Critique of "The Scientific Worldview": Part 11a The Ten Assumptions of Science: Relativism

Bill throws in a bit of absolutism to stir the pot and keep his own assumptions consupponible.

I am ever so grateful to Bill Westmiller, whose comments are marked "BW: ". The quotes marked TSW are from "The Scientific Worldview[1]" and my comments are marked "[GB: ".

TSW: Ninth Assumption of Science, relativism (Part 1 of 3)

“All things have characteristics that make them similar to all other things as well as characteristics that make them dissimilar to all other things.”

BW: ... an assumption depending on the definition of "things". I know a lot of dictionaries simply define "thing" as any material object, but I prefer the broader definition from Merriam-Webster, which encompasses events, acts, situations, and qualities as "things":


For clarity, I'll assume (you don't say) that your "things" are only "material objects", in contrast with my "things" as any object or condition amenable to abstraction. This presumptive "attitude" is just "my thing".

[GB: Right. For the univironmental determinist, “things” always have xyz dimensions and location with respect to other things. True to the indeterministic approach of Merriam-Webster and the religious culture in general, your definition of “thing” objectifies motions (events and acts) in the same way Einstein did in his most important philosophical error.[1]]

BW: So ... it is true that all *material objects* are similar to all other things that have matter. It is also true that all material objects have position, motion, and environments that are dissimilar from all other material objects. Therefore, for Borchardt Things, your statement is true.

────────────────

JOB:
In the critique of "The Scientific Worldview" above, which kinds of things does Bill Westmiller say the Merriam-Webster definition counts as "things"? List them all.

DATA PROVIDED:

────────────────

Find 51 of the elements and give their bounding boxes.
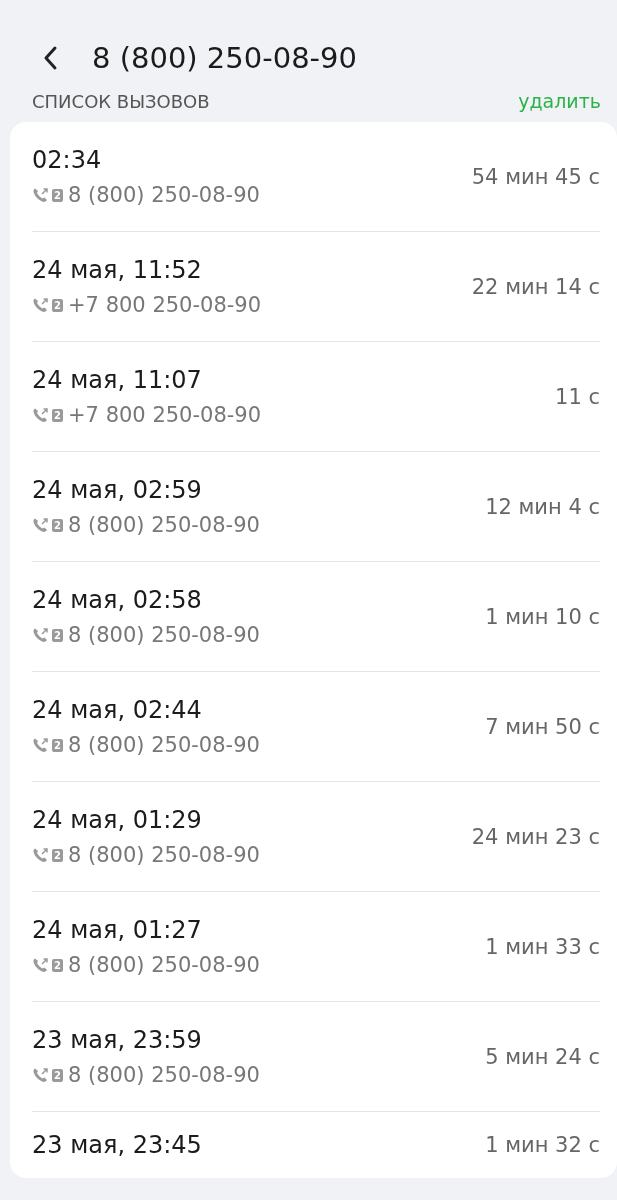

────────────────

RESULT FOR THIS EXERCISE:
Events, acts, situations, and qualities.